WHAT IS ASKED — Images are not part of the copy; write out the rest of the data exactly as given.

Collection entries:
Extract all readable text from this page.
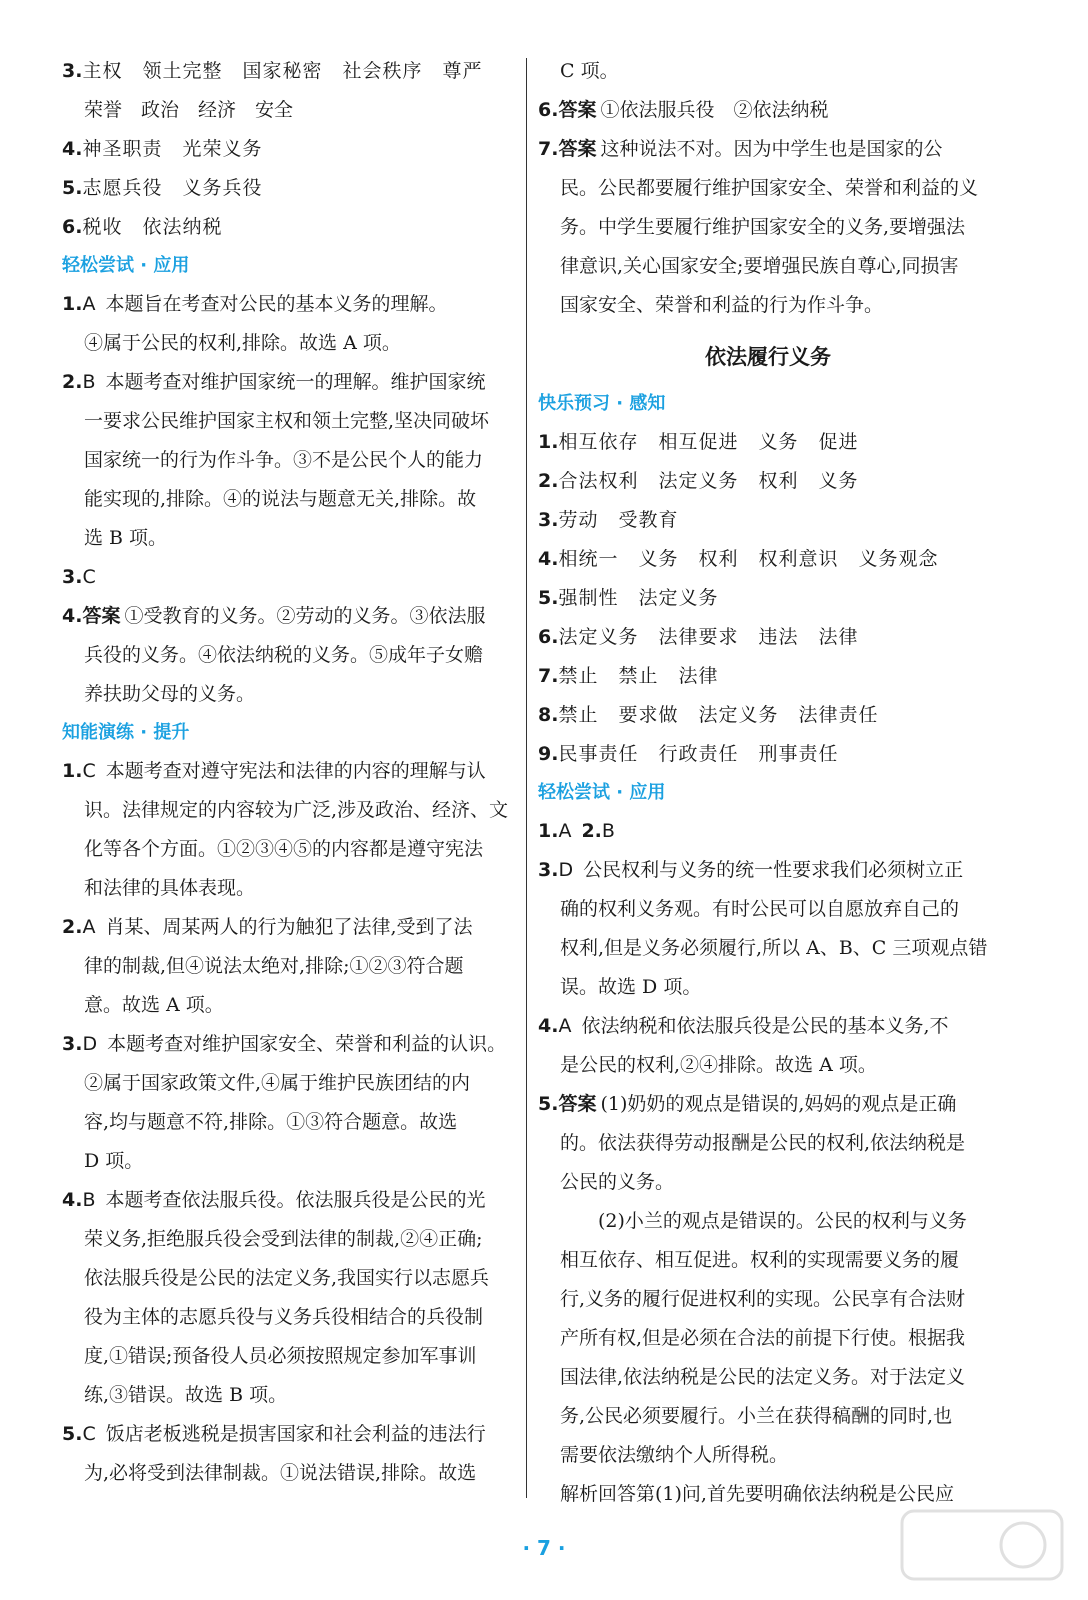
3.主权　领土完整　国家秘密　社会秩序　尊严

荣誉　政治　经济　安全

4.神圣职责　光荣义务

5.志愿兵役　义务兵役

6.税收　依法纳税

轻松尝试 · 应用

1.A 本题旨在考查对公民的基本义务的理解。

④属于公民的权利,排除。故选 A 项。

2.B 本题考查对维护国家统一的理解。维护国家统

一要求公民维护国家主权和领土完整,坚决同破坏

国家统一的行为作斗争。③不是公民个人的能力

能实现的,排除。④的说法与题意无关,排除。故

选 B 项。

3.C

4.答案 ①受教育的义务。②劳动的义务。③依法服

兵役的义务。④依法纳税的义务。⑤成年子女赡

养扶助父母的义务。

知能演练 · 提升

1.C 本题考查对遵守宪法和法律的内容的理解与认

识。法律规定的内容较为广泛,涉及政治、经济、文

化等各个方面。①②③④⑤的内容都是遵守宪法

和法律的具体表现。

2.A 肖某、周某两人的行为触犯了法律,受到了法

律的制裁,但④说法太绝对,排除;①②③符合题

意。故选 A 项。

3.D 本题考查对维护国家安全、荣誉和利益的认识。

②属于国家政策文件,④属于维护民族团结的内

容,均与题意不符,排除。①③符合题意。故选

D 项。

4.B 本题考查依法服兵役。依法服兵役是公民的光

荣义务,拒绝服兵役会受到法律的制裁,②④正确;

依法服兵役是公民的法定义务,我国实行以志愿兵

役为主体的志愿兵役与义务兵役相结合的兵役制

度,①错误;预备役人员必须按照规定参加军事训

练,③错误。故选 B 项。

5.C 饭店老板逃税是损害国家和社会利益的违法行

为,必将受到法律制裁。①说法错误,排除。故选

C 项。

6.答案 ①依法服兵役　②依法纳税

7.答案 这种说法不对。因为中学生也是国家的公

民。公民都要履行维护国家安全、荣誉和利益的义

务。中学生要履行维护国家安全的义务,要增强法

律意识,关心国家安全;要增强民族自尊心,同损害

国家安全、荣誉和利益的行为作斗争。

依法履行义务

快乐预习 · 感知

1.相互依存　相互促进　义务　促进

2.合法权利　法定义务　权利　义务

3.劳动　受教育

4.相统一　义务　权利　权利意识　义务观念

5.强制性　法定义务

6.法定义务　法律要求　违法　法律

7.禁止　禁止　法律

8.禁止　要求做　法定义务　法律责任

9.民事责任　行政责任　刑事责任

轻松尝试 · 应用

1.A 2.B

3.D 公民权利与义务的统一性要求我们必须树立正

确的权利义务观。有时公民可以自愿放弃自己的

权利,但是义务必须履行,所以 A、B、C 三项观点错

误。故选 D 项。

4.A 依法纳税和依法服兵役是公民的基本义务,不

是公民的权利,②④排除。故选 A 项。

5.答案 (1)奶奶的观点是错误的,妈妈的观点是正确

的。依法获得劳动报酬是公民的权利,依法纳税是

公民的义务。

(2)小兰的观点是错误的。公民的权利与义务

相互依存、相互促进。权利的实现需要义务的履

行,义务的履行促进权利的实现。公民享有合法财

产所有权,但是必须在合法的前提下行使。根据我

国法律,依法纳税是公民的法定义务。对于法定义

务,公民必须要履行。小兰在获得稿酬的同时,也

需要依法缴纳个人所得税。

解析回答第(1)问,首先要明确依法纳税是公民应

· 7 ·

WORKED ANSWER —
Extract all readable text from this page.
3.主权　领土完整　国家秘密　社会秩序　尊严

荣誉　政治　经济　安全

4.神圣职责　光荣义务

5.志愿兵役　义务兵役

6.税收　依法纳税

轻松尝试 · 应用

1.A 本题旨在考查对公民的基本义务的理解。

④属于公民的权利,排除。故选 A 项。

2.B 本题考查对维护国家统一的理解。维护国家统

一要求公民维护国家主权和领土完整,坚决同破坏

国家统一的行为作斗争。③不是公民个人的能力

能实现的,排除。④的说法与题意无关,排除。故

选 B 项。

3.C

4.答案 ①受教育的义务。②劳动的义务。③依法服

兵役的义务。④依法纳税的义务。⑤成年子女赡

养扶助父母的义务。

知能演练 · 提升

1.C 本题考查对遵守宪法和法律的内容的理解与认

识。法律规定的内容较为广泛,涉及政治、经济、文

化等各个方面。①②③④⑤的内容都是遵守宪法

和法律的具体表现。

2.A 肖某、周某两人的行为触犯了法律,受到了法

律的制裁,但④说法太绝对,排除;①②③符合题

意。故选 A 项。

3.D 本题考查对维护国家安全、荣誉和利益的认识。

②属于国家政策文件,④属于维护民族团结的内

容,均与题意不符,排除。①③符合题意。故选

D 项。

4.B 本题考查依法服兵役。依法服兵役是公民的光

荣义务,拒绝服兵役会受到法律的制裁,②④正确;

依法服兵役是公民的法定义务,我国实行以志愿兵

役为主体的志愿兵役与义务兵役相结合的兵役制

度,①错误;预备役人员必须按照规定参加军事训

练,③错误。故选 B 项。

5.C 饭店老板逃税是损害国家和社会利益的违法行

为,必将受到法律制裁。①说法错误,排除。故选

C 项。

6.答案 ①依法服兵役　②依法纳税

7.答案 这种说法不对。因为中学生也是国家的公

民。公民都要履行维护国家安全、荣誉和利益的义

务。中学生要履行维护国家安全的义务,要增强法

律意识,关心国家安全;要增强民族自尊心,同损害

国家安全、荣誉和利益的行为作斗争。

依法履行义务

快乐预习 · 感知

1.相互依存　相互促进　义务　促进

2.合法权利　法定义务　权利　义务

3.劳动　受教育

4.相统一　义务　权利　权利意识　义务观念

5.强制性　法定义务

6.法定义务　法律要求　违法　法律

7.禁止　禁止　法律

8.禁止　要求做　法定义务　法律责任

9.民事责任　行政责任　刑事责任

轻松尝试 · 应用

1.A 2.B

3.D 公民权利与义务的统一性要求我们必须树立正

确的权利义务观。有时公民可以自愿放弃自己的

权利,但是义务必须履行,所以 A、B、C 三项观点错

误。故选 D 项。

4.A 依法纳税和依法服兵役是公民的基本义务,不

是公民的权利,②④排除。故选 A 项。

5.答案 (1)奶奶的观点是错误的,妈妈的观点是正确

的。依法获得劳动报酬是公民的权利,依法纳税是

公民的义务。

(2)小兰的观点是错误的。公民的权利与义务

相互依存、相互促进。权利的实现需要义务的履

行,义务的履行促进权利的实现。公民享有合法财

产所有权,但是必须在合法的前提下行使。根据我

国法律,依法纳税是公民的法定义务。对于法定义

务,公民必须要履行。小兰在获得稿酬的同时,也

需要依法缴纳个人所得税。

解析回答第(1)问,首先要明确依法纳税是公民应

· 7 ·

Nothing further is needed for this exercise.